▸ SUPPLIED INFORMATION
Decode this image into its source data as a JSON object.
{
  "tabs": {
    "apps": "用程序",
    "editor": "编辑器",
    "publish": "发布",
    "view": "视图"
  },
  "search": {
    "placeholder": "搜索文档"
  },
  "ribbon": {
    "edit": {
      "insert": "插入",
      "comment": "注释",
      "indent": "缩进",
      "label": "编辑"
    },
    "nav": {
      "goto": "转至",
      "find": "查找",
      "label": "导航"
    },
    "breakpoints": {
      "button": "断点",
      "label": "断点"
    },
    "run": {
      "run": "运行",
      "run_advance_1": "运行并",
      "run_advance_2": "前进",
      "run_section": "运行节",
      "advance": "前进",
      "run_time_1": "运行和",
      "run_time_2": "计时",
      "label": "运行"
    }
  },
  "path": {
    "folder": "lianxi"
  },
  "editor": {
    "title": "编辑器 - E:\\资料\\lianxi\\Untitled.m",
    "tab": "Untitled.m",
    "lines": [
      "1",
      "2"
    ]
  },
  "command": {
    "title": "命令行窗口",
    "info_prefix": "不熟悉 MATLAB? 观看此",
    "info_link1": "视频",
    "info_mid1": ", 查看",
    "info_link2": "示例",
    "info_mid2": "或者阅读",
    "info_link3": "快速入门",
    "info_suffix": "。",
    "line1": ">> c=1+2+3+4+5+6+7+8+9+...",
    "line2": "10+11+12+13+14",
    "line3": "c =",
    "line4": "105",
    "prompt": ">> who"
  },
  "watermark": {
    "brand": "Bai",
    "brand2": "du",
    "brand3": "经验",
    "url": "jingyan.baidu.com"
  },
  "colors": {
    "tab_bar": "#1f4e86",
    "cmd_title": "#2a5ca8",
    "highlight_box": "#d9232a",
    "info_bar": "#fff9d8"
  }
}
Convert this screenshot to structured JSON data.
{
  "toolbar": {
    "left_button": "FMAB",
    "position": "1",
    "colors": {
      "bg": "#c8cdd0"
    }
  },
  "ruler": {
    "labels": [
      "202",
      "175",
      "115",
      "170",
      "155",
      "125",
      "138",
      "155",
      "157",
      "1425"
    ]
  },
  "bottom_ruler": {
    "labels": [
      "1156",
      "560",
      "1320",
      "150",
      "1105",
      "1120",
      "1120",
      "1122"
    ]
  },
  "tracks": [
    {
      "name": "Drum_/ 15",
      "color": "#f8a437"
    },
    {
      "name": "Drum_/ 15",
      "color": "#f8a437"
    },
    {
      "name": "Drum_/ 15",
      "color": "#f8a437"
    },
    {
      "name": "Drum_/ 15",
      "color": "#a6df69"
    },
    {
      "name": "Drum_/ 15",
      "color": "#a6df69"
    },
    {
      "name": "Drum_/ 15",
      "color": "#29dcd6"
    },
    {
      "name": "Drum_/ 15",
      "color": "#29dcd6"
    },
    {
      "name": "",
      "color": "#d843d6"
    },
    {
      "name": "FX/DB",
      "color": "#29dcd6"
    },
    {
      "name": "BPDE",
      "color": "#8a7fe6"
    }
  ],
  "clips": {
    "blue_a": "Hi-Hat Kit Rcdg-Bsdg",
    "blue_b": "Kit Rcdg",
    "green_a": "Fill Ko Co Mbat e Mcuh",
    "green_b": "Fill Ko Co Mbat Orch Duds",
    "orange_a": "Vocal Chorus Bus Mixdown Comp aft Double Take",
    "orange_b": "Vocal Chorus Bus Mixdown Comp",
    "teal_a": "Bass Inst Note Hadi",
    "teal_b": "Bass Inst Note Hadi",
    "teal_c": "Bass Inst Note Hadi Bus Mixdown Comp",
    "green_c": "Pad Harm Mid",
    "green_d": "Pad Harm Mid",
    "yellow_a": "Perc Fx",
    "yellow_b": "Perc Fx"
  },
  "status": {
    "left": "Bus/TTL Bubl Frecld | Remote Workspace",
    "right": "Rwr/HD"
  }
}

▸ AIM
Isolate the lines that hold the word "lianxi" and copy all of them.

▸ FULL RESPONSE
    "folder": "lianxi"
    "title": "编辑器 - E:\\资料\\lianxi\\Untitled.m",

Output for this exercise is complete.